GIVEN TEXT:
It is apparent that in Bulloch II the assertions of fraud against the Government, the witnesses, the Government employees, the experts and the attorneys for the Government were all fully tried and considered. As stated above, there was no evidence whatever of fraud developed in the court hearings which covered all the details. The plaintiffs in Bulloch II again put on the evidence on this issue and were unable to make a case against anyone concerned. The non-party individuals were there considered by name. The hearings were conducted on the new complaint of plaintiffs and the trial court directed its decision to the complaint rather than to the separate motion to reopen the old case.

It appears that a Congressional hearing relating to the test firings was held several years before the plaintiffs filed this second suit. Some of the plaintiffs appeared at the hearings and made statements and their attorney filed a “report”. Only the complainants’ side of the dispute was so presented. The trial court makes reference to these 1979 hearings and apparently gave them some weight in its findings. The plaintiffs put great emphasis on the Congressional hearings and all or much of the report of the hearings was made a part of the record. We must instead rely entirely on the record made during the proceedings in Bulloch I and II within the Rules of Federal Procedure.

WRITTEN REQUEST A:
Translate this sentence from the passage into Spanish: "The non-party individuals were there considered by name."
The passage and the listing that follows it have no connection to each other.

Portion of a data file:
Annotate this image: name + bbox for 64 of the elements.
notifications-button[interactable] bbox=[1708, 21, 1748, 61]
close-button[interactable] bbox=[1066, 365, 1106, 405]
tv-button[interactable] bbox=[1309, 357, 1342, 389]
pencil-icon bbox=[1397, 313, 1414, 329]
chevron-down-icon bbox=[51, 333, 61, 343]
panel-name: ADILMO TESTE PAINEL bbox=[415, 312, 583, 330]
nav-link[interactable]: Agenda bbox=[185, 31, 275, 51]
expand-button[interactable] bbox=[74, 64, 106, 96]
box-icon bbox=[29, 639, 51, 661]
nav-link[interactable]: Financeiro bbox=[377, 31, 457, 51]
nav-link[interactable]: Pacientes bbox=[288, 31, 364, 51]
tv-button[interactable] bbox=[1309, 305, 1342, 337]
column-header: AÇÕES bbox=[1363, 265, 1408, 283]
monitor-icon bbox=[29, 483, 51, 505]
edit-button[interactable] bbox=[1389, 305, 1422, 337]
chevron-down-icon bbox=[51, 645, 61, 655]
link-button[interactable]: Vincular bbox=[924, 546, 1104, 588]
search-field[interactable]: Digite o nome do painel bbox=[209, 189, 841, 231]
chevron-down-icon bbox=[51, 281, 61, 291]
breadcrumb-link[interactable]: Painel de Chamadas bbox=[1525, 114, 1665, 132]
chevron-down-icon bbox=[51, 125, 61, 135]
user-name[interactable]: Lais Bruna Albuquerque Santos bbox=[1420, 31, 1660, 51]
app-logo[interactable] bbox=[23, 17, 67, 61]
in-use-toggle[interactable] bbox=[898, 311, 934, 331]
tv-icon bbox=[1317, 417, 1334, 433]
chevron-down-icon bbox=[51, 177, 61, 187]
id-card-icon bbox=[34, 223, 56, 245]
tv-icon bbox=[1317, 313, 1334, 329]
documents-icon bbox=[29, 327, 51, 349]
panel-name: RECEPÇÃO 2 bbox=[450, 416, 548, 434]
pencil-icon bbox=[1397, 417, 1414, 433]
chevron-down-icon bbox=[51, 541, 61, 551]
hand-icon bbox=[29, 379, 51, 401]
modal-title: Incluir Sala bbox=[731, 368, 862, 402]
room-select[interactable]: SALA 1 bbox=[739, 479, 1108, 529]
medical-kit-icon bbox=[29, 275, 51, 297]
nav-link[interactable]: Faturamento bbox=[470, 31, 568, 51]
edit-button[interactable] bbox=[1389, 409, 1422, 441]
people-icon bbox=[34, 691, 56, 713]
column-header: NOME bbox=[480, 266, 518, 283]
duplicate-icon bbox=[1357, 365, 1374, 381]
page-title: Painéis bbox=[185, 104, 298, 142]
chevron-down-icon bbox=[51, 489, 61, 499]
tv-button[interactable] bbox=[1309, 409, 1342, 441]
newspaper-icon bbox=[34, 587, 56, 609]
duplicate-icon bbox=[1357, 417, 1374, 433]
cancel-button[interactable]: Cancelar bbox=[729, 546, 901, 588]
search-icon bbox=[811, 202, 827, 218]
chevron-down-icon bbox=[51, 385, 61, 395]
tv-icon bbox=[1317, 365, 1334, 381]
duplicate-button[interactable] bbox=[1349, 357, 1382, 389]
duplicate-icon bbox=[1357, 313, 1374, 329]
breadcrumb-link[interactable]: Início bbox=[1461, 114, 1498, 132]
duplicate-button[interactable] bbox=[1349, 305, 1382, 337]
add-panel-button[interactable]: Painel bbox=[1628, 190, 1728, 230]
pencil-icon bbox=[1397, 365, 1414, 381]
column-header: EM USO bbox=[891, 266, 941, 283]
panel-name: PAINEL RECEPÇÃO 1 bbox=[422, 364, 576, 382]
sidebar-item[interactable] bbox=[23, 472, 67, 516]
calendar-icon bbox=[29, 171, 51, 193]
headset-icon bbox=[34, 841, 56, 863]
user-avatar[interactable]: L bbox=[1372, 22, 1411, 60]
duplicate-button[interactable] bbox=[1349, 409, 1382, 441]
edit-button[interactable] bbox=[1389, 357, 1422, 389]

WRITTEN REQUEST B:
Duplicate the listing, unchanged, from its first line up to and including the line that contains "app-logo[interactable] bbox=[23, 17, 67, 61]".

TASK ANSWER A:
Las personas que no eran parte fueron allí consideradas por su nombre.

TASK ANSWER B:
Annotate this image: name + bbox for 64 of the elements.
notifications-button[interactable] bbox=[1708, 21, 1748, 61]
close-button[interactable] bbox=[1066, 365, 1106, 405]
tv-button[interactable] bbox=[1309, 357, 1342, 389]
pencil-icon bbox=[1397, 313, 1414, 329]
chevron-down-icon bbox=[51, 333, 61, 343]
panel-name: ADILMO TESTE PAINEL bbox=[415, 312, 583, 330]
nav-link[interactable]: Agenda bbox=[185, 31, 275, 51]
expand-button[interactable] bbox=[74, 64, 106, 96]
box-icon bbox=[29, 639, 51, 661]
nav-link[interactable]: Financeiro bbox=[377, 31, 457, 51]
nav-link[interactable]: Pacientes bbox=[288, 31, 364, 51]
tv-button[interactable] bbox=[1309, 305, 1342, 337]
column-header: AÇÕES bbox=[1363, 265, 1408, 283]
monitor-icon bbox=[29, 483, 51, 505]
edit-button[interactable] bbox=[1389, 305, 1422, 337]
chevron-down-icon bbox=[51, 645, 61, 655]
link-button[interactable]: Vincular bbox=[924, 546, 1104, 588]
search-field[interactable]: Digite o nome do painel bbox=[209, 189, 841, 231]
chevron-down-icon bbox=[51, 281, 61, 291]
breadcrumb-link[interactable]: Painel de Chamadas bbox=[1525, 114, 1665, 132]
chevron-down-icon bbox=[51, 125, 61, 135]
user-name[interactable]: Lais Bruna Albuquerque Santos bbox=[1420, 31, 1660, 51]
app-logo[interactable] bbox=[23, 17, 67, 61]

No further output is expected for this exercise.